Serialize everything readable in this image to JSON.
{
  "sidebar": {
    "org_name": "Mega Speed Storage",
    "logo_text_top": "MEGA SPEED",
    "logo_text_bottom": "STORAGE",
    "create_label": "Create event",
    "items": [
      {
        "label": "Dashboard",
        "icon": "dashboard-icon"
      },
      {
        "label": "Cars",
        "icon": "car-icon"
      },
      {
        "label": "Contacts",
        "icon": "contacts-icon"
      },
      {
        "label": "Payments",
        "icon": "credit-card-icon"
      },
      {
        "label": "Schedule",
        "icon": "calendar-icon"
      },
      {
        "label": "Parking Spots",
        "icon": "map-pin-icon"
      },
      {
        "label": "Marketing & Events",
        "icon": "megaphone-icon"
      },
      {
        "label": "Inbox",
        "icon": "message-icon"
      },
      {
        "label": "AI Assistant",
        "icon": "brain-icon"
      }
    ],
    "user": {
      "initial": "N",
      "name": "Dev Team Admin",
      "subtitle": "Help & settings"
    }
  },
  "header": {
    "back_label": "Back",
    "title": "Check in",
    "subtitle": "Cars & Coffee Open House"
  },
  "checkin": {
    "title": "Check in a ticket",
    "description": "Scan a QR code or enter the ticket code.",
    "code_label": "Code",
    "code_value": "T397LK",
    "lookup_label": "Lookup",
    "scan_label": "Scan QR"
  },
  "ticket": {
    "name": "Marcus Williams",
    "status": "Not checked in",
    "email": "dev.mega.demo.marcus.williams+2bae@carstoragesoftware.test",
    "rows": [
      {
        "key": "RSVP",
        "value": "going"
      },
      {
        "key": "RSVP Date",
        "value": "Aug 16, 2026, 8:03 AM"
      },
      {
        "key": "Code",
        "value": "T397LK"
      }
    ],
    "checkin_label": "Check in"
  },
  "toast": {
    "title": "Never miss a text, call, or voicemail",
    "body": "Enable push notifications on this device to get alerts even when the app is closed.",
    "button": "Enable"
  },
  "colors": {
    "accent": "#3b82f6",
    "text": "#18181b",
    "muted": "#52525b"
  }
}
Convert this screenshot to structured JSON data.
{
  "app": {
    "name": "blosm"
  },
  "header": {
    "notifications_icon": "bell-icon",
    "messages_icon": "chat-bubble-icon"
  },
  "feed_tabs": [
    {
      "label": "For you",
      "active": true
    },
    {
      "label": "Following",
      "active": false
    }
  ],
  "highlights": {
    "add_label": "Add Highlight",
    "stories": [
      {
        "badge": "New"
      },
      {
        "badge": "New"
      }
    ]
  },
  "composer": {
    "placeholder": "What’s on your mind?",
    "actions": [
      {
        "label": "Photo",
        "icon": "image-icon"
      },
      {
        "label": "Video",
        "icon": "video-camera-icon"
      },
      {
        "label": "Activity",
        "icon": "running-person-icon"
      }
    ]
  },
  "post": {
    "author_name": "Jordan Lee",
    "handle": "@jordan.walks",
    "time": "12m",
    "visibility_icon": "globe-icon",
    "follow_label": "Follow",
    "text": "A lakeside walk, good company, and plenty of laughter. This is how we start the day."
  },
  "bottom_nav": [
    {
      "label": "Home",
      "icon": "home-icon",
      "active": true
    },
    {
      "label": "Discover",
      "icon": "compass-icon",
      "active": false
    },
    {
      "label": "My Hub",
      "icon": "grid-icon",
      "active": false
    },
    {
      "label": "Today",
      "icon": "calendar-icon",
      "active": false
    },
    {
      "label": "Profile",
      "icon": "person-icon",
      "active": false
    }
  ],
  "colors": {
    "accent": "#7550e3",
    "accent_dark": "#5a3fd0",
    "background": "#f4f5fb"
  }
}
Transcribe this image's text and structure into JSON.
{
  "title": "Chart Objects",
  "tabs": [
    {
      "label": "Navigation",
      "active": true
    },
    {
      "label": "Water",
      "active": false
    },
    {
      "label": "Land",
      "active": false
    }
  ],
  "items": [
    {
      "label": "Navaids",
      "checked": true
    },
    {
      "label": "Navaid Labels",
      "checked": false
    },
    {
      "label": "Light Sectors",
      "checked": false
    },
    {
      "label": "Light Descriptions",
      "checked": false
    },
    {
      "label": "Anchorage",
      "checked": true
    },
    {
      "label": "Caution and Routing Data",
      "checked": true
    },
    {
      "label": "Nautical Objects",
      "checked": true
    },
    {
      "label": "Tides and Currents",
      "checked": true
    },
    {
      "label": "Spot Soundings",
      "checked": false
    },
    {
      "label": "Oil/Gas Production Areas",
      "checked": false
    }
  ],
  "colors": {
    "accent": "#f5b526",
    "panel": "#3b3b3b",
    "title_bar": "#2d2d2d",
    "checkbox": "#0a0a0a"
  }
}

• THE PROBLEM: Copy every line exactly. Leave nothing out.

• SOLUTION FOR THIS PROBLEM:
Serialize everything readable in this image to JSON.
{
  "sidebar": {
    "org_name": "Mega Speed Storage",
    "logo_text_top": "MEGA SPEED",
    "logo_text_bottom": "STORAGE",
    "create_label": "Create event",
    "items": [
      {
        "label": "Dashboard",
        "icon": "dashboard-icon"
      },
      {
        "label": "Cars",
        "icon": "car-icon"
      },
      {
        "label": "Contacts",
        "icon": "contacts-icon"
      },
      {
        "label": "Payments",
        "icon": "credit-card-icon"
      },
      {
        "label": "Schedule",
        "icon": "calendar-icon"
      },
      {
        "label": "Parking Spots",
        "icon": "map-pin-icon"
      },
      {
        "label": "Marketing & Events",
        "icon": "megaphone-icon"
      },
      {
        "label": "Inbox",
        "icon": "message-icon"
      },
      {
        "label": "AI Assistant",
        "icon": "brain-icon"
      }
    ],
    "user": {
      "initial": "N",
      "name": "Dev Team Admin",
      "subtitle": "Help & settings"
    }
  },
  "header": {
    "back_label": "Back",
    "title": "Check in",
    "subtitle": "Cars & Coffee Open House"
  },
  "checkin": {
    "title": "Check in a ticket",
    "description": "Scan a QR code or enter the ticket code.",
    "code_label": "Code",
    "code_value": "T397LK",
    "lookup_label": "Lookup",
    "scan_label": "Scan QR"
  },
  "ticket": {
    "name": "Marcus Williams",
    "status": "Not checked in",
    "email": "dev.mega.demo.marcus.williams+2bae@carstoragesoftware.test",
    "rows": [
      {
        "key": "RSVP",
        "value": "going"
      },
      {
        "key": "RSVP Date",
        "value": "Aug 16, 2026, 8:03 AM"
      },
      {
        "key": "Code",
        "value": "T397LK"
      }
    ],
    "checkin_label": "Check in"
  },
  "toast": {
    "title": "Never miss a text, call, or voicemail",
    "body": "Enable push notifications on this device to get alerts even when the app is closed.",
    "button": "Enable"
  },
  "colors": {
    "accent": "#3b82f6",
    "text": "#18181b",
    "muted": "#52525b"
  }
}
Convert this screenshot to structured JSON data.
{
  "app": {
    "name": "blosm"
  },
  "header": {
    "notifications_icon": "bell-icon",
    "messages_icon": "chat-bubble-icon"
  },
  "feed_tabs": [
    {
      "label": "For you",
      "active": true
    },
    {
      "label": "Following",
      "active": false
    }
  ],
  "highlights": {
    "add_label": "Add Highlight",
    "stories": [
      {
        "badge": "New"
      },
      {
        "badge": "New"
      }
    ]
  },
  "composer": {
    "placeholder": "What’s on your mind?",
    "actions": [
      {
        "label": "Photo",
        "icon": "image-icon"
      },
      {
        "label": "Video",
        "icon": "video-camera-icon"
      },
      {
        "label": "Activity",
        "icon": "running-person-icon"
      }
    ]
  },
  "post": {
    "author_name": "Jordan Lee",
    "handle": "@jordan.walks",
    "time": "12m",
    "visibility_icon": "globe-icon",
    "follow_label": "Follow",
    "text": "A lakeside walk, good company, and plenty of laughter. This is how we start the day."
  },
  "bottom_nav": [
    {
      "label": "Home",
      "icon": "home-icon",
      "active": true
    },
    {
      "label": "Discover",
      "icon": "compass-icon",
      "active": false
    },
    {
      "label": "My Hub",
      "icon": "grid-icon",
      "active": false
    },
    {
      "label": "Today",
      "icon": "calendar-icon",
      "active": false
    },
    {
      "label": "Profile",
      "icon": "person-icon",
      "active": false
    }
  ],
  "colors": {
    "accent": "#7550e3",
    "accent_dark": "#5a3fd0",
    "background": "#f4f5fb"
  }
}
Transcribe this image's text and structure into JSON.
{
  "title": "Chart Objects",
  "tabs": [
    {
      "label": "Navigation",
      "active": true
    },
    {
      "label": "Water",
      "active": false
    },
    {
      "label": "Land",
      "active": false
    }
  ],
  "items": [
    {
      "label": "Navaids",
      "checked": true
    },
    {
      "label": "Navaid Labels",
      "checked": false
    },
    {
      "label": "Light Sectors",
      "checked": false
    },
    {
      "label": "Light Descriptions",
      "checked": false
    },
    {
      "label": "Anchorage",
      "checked": true
    },
    {
      "label": "Caution and Routing Data",
      "checked": true
    },
    {
      "label": "Nautical Objects",
      "checked": true
    },
    {
      "label": "Tides and Currents",
      "checked": true
    },
    {
      "label": "Spot Soundings",
      "checked": false
    },
    {
      "label": "Oil/Gas Production Areas",
      "checked": false
    }
  ],
  "colors": {
    "accent": "#f5b526",
    "panel": "#3b3b3b",
    "title_bar": "#2d2d2d",
    "checkbox": "#0a0a0a"
  }
}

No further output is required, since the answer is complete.